- GIVEN DATA -
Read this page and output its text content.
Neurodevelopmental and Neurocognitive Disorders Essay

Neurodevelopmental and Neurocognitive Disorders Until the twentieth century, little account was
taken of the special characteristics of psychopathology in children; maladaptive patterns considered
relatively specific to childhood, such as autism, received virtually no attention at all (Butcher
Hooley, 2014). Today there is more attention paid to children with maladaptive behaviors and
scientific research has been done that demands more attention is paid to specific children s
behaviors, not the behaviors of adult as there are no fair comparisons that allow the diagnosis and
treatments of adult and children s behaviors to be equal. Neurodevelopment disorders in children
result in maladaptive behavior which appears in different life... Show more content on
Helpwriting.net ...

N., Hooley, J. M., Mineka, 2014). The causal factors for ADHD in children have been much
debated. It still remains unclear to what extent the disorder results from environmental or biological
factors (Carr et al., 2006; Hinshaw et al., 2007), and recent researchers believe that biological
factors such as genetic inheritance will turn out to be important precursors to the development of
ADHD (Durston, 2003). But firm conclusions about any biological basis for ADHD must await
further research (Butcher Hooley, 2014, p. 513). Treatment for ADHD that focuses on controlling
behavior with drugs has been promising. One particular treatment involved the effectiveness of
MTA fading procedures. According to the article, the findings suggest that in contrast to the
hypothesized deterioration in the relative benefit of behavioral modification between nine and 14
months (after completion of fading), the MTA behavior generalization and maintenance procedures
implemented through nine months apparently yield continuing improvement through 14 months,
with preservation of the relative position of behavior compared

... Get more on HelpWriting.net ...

...

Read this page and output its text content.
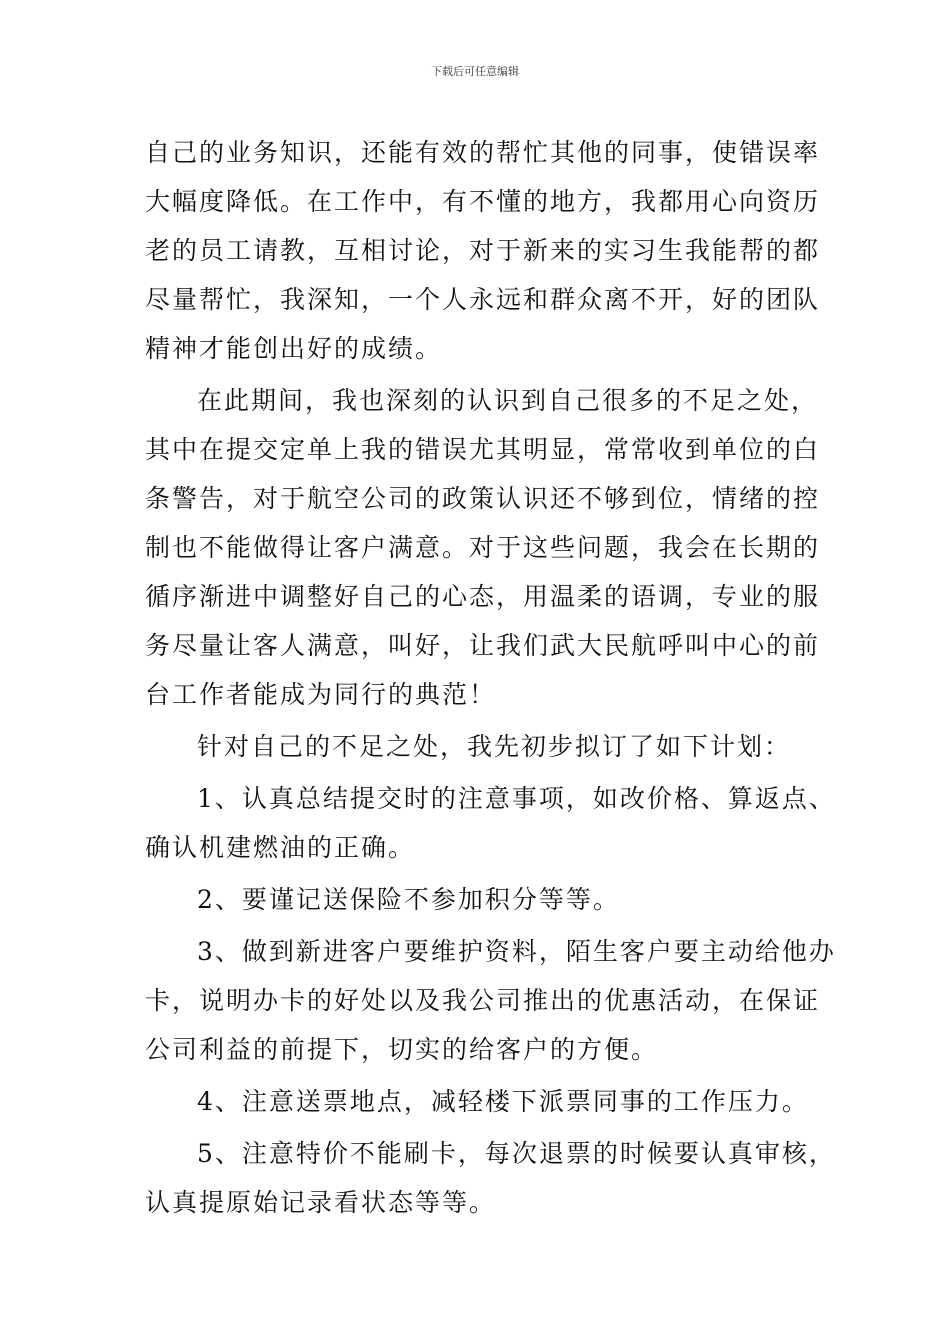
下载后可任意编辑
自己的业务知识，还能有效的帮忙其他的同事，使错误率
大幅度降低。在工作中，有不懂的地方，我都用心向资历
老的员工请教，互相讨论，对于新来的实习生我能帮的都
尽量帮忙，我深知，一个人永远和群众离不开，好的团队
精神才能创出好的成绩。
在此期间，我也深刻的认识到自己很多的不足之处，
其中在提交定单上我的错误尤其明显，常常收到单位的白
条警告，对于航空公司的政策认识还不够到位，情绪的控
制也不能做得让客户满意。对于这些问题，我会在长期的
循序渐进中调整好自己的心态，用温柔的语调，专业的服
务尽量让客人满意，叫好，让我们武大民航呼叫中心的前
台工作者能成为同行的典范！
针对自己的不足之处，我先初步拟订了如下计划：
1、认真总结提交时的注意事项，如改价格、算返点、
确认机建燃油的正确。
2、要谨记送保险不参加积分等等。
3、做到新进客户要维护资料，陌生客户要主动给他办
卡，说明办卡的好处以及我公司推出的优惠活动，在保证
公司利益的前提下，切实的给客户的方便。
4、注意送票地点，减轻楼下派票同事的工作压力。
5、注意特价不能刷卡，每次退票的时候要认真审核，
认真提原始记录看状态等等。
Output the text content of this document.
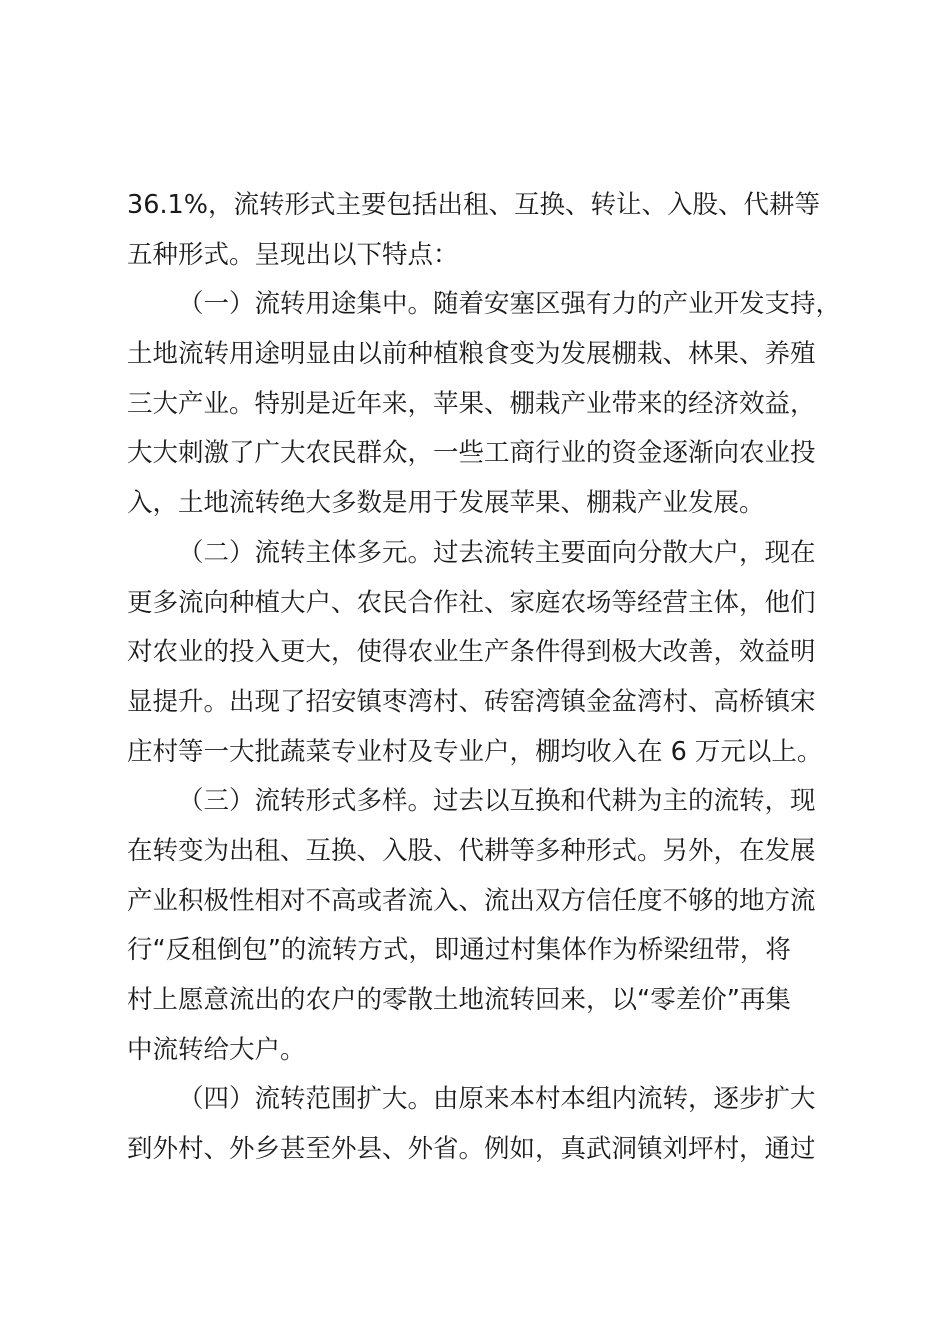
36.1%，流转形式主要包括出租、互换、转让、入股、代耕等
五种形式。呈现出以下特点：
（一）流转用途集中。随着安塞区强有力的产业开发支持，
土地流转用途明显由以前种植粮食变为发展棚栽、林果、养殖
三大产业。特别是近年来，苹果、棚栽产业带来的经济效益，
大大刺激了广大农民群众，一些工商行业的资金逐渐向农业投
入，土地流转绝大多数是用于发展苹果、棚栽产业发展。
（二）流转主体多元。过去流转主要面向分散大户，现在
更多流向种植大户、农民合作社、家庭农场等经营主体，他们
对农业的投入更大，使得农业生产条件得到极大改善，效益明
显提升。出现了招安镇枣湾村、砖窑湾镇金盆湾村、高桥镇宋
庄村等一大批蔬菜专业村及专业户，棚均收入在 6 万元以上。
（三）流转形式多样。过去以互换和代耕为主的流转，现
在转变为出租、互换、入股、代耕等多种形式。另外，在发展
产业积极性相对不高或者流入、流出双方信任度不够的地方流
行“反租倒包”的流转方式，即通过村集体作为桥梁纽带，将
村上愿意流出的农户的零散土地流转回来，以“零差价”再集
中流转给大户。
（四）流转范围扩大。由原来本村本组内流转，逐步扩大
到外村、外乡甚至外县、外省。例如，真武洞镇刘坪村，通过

* * *

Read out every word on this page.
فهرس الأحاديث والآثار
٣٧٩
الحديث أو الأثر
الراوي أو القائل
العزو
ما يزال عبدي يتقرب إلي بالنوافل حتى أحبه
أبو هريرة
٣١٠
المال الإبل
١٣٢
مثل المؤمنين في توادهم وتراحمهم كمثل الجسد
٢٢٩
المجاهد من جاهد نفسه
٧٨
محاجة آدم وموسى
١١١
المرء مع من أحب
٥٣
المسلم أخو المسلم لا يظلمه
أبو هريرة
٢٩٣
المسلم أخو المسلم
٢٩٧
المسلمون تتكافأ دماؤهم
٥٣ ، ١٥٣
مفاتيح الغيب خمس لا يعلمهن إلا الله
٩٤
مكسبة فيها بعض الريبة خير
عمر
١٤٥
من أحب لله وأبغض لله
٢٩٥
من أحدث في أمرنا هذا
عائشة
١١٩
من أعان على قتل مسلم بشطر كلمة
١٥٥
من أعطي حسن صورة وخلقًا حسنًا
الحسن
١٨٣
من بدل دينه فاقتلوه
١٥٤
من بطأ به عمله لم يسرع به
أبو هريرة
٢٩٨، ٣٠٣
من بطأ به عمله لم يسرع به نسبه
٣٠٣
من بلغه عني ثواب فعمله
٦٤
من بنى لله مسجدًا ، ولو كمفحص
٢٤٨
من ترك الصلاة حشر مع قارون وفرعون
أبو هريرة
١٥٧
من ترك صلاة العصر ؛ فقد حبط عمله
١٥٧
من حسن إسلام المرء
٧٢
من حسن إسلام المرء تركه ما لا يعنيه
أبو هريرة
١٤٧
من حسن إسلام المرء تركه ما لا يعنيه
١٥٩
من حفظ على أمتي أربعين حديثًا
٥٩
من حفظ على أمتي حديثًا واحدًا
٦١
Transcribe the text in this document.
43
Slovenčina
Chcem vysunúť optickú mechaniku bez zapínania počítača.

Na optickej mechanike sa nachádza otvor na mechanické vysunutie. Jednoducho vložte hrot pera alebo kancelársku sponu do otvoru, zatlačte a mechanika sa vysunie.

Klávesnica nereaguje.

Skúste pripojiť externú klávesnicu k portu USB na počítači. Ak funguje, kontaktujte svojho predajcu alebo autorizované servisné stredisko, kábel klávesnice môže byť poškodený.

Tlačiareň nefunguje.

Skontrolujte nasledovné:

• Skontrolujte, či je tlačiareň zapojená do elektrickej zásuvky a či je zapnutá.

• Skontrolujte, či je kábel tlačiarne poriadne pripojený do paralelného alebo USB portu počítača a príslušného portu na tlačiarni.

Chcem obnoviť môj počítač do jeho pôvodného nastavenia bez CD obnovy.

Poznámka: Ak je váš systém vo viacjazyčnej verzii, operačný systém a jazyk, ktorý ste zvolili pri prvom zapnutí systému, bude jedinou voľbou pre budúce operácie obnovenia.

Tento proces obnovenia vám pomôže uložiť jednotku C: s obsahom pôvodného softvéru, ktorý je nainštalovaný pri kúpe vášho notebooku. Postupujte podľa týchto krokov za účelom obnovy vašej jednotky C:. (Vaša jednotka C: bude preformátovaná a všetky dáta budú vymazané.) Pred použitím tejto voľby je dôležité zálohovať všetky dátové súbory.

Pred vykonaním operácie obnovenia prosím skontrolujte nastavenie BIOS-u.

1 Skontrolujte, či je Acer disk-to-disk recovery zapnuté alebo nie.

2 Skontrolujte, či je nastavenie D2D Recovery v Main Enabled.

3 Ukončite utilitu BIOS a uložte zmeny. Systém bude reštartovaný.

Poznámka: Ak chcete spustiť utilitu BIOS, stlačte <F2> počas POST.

- TASK INSTRUCTIONS -
Figure out how many lines above include the string "ADHD", then report that number and nothing else.

- SOLUTION BELOW -
3